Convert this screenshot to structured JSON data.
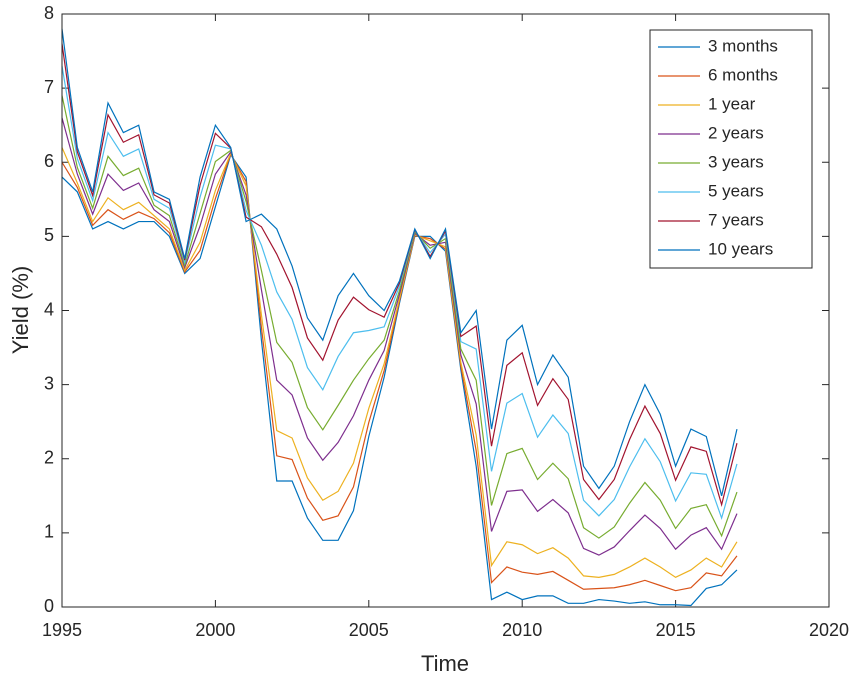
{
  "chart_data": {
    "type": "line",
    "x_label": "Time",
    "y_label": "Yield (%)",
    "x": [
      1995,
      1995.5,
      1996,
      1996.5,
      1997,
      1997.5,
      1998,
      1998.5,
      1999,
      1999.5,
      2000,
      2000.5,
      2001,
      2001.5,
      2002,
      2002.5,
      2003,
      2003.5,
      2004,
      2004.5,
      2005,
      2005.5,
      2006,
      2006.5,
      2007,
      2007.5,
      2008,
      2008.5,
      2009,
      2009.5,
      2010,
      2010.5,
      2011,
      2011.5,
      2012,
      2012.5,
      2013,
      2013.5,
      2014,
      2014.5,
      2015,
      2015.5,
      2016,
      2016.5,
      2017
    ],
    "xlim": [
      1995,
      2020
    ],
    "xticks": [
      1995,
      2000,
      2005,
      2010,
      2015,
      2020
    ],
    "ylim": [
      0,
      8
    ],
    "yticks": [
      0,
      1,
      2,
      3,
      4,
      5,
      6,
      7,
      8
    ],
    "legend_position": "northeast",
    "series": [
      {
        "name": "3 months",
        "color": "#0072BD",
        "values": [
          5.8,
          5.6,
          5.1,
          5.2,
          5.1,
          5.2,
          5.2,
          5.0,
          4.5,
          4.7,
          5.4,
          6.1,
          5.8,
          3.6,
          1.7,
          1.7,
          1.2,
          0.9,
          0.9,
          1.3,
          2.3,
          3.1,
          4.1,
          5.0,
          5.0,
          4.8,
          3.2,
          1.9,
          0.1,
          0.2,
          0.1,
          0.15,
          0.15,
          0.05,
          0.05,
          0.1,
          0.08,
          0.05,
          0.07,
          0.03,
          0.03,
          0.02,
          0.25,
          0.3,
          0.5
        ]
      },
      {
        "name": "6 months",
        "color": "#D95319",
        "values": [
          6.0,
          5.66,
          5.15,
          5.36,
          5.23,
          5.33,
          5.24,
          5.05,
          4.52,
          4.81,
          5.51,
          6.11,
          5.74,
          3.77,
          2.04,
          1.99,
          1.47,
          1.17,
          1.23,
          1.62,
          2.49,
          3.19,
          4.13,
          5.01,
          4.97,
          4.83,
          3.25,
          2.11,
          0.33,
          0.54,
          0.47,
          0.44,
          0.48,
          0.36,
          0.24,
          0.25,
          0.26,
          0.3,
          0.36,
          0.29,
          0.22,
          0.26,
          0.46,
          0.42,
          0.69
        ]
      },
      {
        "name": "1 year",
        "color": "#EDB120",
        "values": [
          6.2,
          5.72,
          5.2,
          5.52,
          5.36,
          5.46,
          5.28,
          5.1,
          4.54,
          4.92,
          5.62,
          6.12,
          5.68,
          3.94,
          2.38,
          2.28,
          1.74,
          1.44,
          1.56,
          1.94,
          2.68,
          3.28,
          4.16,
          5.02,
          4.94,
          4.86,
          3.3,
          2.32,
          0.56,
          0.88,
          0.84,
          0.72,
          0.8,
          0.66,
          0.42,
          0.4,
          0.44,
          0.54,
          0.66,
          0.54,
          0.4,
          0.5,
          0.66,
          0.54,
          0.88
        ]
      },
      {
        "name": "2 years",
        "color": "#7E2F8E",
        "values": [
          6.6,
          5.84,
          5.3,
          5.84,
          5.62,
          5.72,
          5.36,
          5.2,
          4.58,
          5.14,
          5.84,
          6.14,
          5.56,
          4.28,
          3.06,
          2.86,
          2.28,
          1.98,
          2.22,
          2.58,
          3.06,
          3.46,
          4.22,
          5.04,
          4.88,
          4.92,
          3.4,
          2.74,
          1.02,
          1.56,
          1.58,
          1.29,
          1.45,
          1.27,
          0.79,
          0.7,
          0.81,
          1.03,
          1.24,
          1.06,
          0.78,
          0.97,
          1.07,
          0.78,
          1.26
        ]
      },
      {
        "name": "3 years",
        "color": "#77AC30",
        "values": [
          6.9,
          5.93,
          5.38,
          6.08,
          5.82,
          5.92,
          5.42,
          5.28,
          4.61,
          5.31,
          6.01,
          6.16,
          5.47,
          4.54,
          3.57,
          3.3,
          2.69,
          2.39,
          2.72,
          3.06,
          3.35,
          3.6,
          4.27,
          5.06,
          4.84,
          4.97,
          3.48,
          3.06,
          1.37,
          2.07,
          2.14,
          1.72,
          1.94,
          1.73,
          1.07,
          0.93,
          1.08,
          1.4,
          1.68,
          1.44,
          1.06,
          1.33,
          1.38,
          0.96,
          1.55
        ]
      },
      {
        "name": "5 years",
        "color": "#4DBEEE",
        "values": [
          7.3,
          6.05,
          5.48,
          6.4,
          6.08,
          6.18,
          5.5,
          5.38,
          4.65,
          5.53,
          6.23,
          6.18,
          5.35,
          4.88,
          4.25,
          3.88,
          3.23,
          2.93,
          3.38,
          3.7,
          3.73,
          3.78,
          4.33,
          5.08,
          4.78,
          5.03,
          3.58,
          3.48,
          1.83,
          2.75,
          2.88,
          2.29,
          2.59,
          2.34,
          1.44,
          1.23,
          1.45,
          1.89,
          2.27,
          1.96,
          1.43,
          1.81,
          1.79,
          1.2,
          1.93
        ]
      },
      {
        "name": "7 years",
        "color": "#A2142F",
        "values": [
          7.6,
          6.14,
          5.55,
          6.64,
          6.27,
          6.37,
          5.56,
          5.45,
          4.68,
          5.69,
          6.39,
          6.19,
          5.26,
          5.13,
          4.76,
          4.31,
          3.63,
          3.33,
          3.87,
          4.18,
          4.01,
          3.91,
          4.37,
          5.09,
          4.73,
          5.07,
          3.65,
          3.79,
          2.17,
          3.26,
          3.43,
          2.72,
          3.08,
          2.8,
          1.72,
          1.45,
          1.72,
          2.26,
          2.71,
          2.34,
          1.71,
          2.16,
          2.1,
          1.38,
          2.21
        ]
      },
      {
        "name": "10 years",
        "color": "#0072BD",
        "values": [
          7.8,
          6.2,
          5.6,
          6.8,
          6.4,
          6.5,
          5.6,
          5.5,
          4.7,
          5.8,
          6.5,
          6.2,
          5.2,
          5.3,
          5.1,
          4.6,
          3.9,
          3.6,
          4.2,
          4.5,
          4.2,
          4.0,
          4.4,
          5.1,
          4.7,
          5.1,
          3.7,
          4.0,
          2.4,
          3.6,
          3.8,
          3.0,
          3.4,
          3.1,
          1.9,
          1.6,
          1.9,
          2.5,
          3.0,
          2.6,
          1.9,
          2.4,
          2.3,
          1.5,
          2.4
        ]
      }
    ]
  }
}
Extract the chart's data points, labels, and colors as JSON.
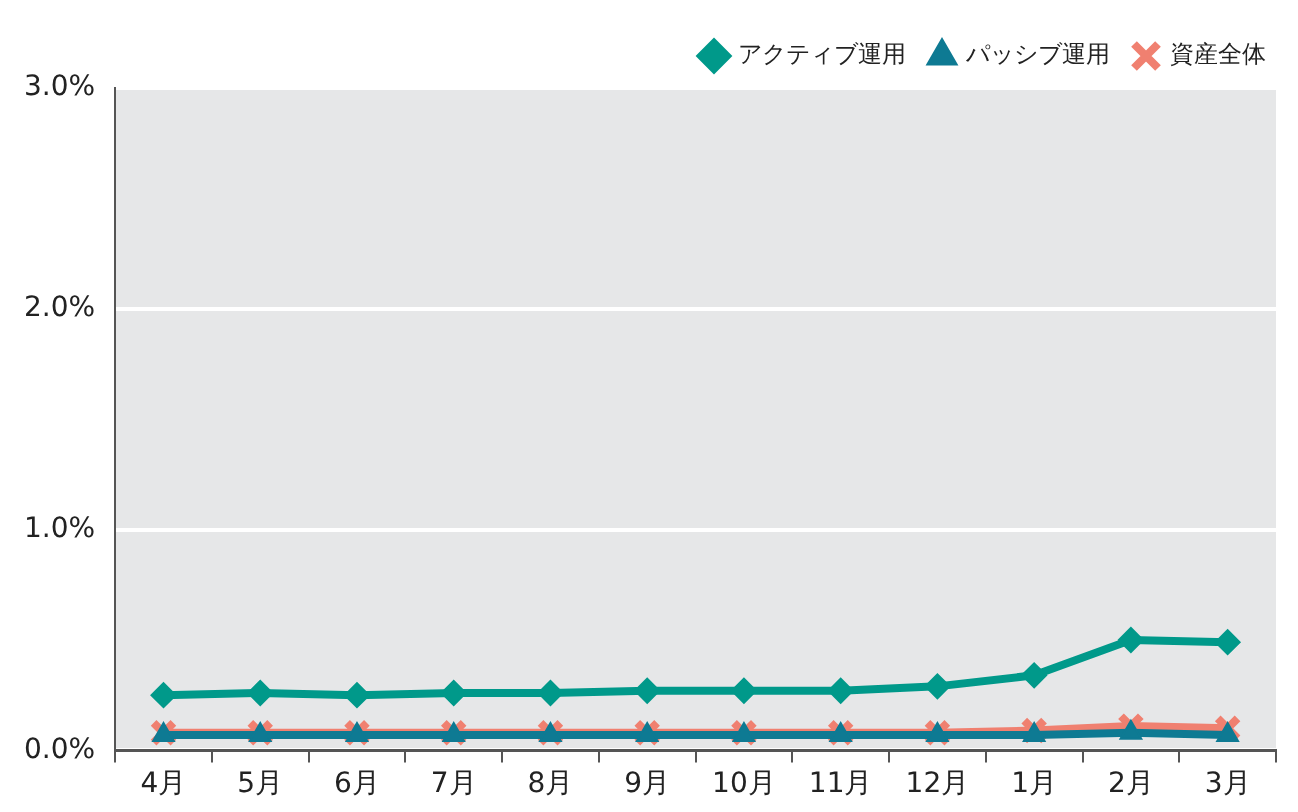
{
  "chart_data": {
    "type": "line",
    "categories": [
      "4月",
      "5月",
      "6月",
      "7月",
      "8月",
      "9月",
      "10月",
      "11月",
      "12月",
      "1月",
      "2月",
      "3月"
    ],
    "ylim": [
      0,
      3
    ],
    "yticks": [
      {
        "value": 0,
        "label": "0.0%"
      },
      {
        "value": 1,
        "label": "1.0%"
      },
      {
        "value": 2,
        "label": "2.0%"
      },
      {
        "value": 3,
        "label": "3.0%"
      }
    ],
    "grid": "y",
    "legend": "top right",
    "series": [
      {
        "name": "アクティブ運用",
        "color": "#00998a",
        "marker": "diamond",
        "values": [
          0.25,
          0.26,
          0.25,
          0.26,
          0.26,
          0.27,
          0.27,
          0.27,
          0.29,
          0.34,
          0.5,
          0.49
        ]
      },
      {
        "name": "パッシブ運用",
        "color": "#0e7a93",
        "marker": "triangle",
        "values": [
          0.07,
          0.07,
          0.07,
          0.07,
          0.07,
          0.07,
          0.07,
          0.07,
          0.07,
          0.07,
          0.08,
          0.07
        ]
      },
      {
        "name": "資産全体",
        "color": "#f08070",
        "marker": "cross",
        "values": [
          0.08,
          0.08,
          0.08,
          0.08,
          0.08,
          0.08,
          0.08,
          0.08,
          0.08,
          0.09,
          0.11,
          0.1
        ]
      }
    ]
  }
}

* * * * * * *

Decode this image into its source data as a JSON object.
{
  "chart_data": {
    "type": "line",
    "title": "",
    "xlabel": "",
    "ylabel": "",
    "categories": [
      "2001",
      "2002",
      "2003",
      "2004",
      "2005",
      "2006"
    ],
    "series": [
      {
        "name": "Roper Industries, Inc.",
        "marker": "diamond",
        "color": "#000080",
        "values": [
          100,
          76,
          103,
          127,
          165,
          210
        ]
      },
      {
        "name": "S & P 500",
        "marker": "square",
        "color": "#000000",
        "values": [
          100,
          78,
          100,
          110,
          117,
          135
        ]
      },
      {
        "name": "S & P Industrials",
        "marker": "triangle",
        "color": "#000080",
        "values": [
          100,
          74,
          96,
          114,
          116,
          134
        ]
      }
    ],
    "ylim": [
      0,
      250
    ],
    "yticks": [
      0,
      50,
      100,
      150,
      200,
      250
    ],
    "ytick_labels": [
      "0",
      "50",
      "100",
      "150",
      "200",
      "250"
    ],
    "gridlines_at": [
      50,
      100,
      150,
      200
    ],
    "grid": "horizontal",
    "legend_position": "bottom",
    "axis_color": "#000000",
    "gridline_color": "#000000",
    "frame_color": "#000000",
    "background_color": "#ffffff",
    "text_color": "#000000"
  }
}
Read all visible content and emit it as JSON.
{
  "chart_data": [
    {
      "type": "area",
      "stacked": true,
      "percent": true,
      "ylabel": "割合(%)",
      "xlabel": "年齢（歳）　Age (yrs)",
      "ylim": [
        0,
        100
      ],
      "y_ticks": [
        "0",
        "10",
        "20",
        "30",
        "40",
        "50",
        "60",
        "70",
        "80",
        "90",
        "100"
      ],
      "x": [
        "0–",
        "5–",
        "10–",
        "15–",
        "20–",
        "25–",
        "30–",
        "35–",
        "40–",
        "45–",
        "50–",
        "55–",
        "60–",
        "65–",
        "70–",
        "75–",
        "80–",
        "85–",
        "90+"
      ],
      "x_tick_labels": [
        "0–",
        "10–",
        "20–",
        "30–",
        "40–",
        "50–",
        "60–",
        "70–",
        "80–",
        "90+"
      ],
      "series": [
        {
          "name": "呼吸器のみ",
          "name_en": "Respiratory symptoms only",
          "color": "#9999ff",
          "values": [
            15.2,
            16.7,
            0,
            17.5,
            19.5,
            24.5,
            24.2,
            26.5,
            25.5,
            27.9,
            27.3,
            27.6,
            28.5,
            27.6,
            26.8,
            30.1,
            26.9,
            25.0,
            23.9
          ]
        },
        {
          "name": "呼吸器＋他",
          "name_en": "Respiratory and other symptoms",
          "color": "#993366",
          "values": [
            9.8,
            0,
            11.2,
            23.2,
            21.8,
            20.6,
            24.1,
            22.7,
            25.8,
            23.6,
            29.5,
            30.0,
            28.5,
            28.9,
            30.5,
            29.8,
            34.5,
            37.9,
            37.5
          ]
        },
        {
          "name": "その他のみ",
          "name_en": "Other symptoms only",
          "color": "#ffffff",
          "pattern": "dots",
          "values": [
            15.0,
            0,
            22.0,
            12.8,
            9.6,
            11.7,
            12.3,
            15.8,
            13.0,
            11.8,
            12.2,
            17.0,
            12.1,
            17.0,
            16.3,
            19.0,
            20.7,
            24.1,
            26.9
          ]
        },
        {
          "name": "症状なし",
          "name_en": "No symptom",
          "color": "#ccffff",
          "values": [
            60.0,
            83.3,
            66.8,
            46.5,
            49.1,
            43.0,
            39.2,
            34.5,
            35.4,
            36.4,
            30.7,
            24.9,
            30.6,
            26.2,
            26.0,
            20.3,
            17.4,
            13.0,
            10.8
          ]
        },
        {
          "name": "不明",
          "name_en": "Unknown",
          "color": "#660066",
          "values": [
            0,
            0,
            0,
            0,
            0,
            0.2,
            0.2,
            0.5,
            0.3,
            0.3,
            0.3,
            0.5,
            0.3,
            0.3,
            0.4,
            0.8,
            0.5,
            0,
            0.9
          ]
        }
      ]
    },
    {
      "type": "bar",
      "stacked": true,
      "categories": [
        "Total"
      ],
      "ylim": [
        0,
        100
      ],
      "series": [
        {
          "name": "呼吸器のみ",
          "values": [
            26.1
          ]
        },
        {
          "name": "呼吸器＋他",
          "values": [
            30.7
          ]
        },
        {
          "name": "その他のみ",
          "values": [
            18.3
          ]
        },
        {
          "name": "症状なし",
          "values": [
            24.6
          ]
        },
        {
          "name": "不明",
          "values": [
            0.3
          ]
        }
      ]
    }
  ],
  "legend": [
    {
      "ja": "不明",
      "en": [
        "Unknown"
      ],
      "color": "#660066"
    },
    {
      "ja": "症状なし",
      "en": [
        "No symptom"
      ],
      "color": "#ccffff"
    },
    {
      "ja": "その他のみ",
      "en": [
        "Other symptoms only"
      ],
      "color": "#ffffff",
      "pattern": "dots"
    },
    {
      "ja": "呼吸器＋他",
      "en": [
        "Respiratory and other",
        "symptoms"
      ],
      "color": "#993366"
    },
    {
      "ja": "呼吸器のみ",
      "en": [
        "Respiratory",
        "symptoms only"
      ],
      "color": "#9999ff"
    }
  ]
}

* * * * * * *

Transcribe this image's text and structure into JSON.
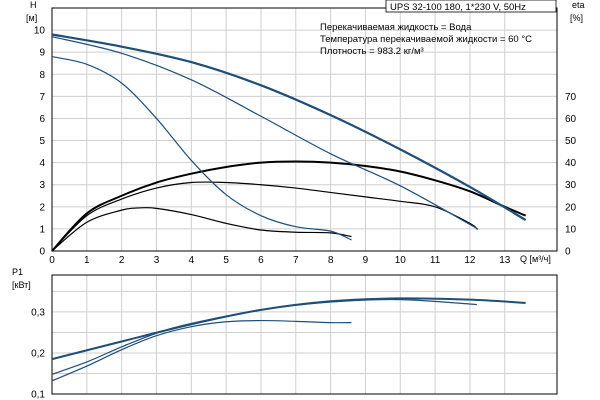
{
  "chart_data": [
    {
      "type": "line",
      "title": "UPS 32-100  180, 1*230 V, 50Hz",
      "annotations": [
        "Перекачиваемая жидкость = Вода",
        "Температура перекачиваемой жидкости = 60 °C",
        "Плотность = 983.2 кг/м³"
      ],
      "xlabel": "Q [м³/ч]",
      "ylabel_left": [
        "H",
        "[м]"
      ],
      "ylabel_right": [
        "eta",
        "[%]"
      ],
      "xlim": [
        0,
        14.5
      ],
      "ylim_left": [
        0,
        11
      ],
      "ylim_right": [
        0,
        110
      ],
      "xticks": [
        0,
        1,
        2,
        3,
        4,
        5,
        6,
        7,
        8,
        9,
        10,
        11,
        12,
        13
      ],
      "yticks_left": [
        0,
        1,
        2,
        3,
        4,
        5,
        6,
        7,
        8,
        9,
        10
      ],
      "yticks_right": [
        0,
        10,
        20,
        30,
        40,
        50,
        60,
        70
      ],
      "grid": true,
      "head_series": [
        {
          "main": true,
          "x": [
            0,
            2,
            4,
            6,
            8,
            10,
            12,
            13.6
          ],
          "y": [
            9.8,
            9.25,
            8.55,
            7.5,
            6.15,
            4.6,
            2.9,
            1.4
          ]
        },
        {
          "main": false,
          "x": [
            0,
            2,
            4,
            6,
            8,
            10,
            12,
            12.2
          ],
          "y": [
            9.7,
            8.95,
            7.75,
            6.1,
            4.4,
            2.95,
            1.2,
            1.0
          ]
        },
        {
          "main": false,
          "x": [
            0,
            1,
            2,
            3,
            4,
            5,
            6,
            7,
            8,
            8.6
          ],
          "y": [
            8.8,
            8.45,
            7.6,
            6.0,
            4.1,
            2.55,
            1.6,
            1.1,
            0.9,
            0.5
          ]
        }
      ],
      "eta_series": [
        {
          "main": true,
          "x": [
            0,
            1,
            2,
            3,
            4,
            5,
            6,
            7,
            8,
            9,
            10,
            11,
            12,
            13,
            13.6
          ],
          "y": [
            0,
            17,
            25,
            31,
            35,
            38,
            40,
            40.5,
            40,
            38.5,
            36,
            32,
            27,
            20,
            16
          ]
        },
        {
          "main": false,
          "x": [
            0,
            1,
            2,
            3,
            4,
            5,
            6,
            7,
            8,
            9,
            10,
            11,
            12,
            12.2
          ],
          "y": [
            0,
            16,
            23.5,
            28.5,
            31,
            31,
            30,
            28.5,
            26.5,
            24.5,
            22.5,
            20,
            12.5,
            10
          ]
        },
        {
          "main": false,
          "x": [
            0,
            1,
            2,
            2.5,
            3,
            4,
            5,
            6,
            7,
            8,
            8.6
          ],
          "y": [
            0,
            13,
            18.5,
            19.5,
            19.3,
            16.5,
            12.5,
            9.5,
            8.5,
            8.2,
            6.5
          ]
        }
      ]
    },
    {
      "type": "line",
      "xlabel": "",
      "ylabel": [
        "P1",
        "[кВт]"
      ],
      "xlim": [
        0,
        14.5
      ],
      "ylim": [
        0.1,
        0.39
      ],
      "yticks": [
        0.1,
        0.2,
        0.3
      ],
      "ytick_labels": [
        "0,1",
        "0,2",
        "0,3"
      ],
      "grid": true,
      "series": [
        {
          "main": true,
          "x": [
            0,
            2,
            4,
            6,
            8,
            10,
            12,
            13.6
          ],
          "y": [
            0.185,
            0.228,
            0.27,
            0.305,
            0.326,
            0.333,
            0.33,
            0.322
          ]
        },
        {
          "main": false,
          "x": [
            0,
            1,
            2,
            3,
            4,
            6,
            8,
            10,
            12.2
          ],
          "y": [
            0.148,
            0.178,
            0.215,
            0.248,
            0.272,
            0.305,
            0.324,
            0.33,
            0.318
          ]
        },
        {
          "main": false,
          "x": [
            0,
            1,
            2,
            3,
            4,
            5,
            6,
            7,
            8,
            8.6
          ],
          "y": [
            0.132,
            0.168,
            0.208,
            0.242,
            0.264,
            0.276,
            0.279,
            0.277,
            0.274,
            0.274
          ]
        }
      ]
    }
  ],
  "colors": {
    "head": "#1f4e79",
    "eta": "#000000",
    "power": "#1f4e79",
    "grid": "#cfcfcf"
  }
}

* * * * * * *

**STATED EXERCISE:** Tally the lines of the listing that include "only". Reply with nothing but the count.

**RIGHT ANSWER:** 4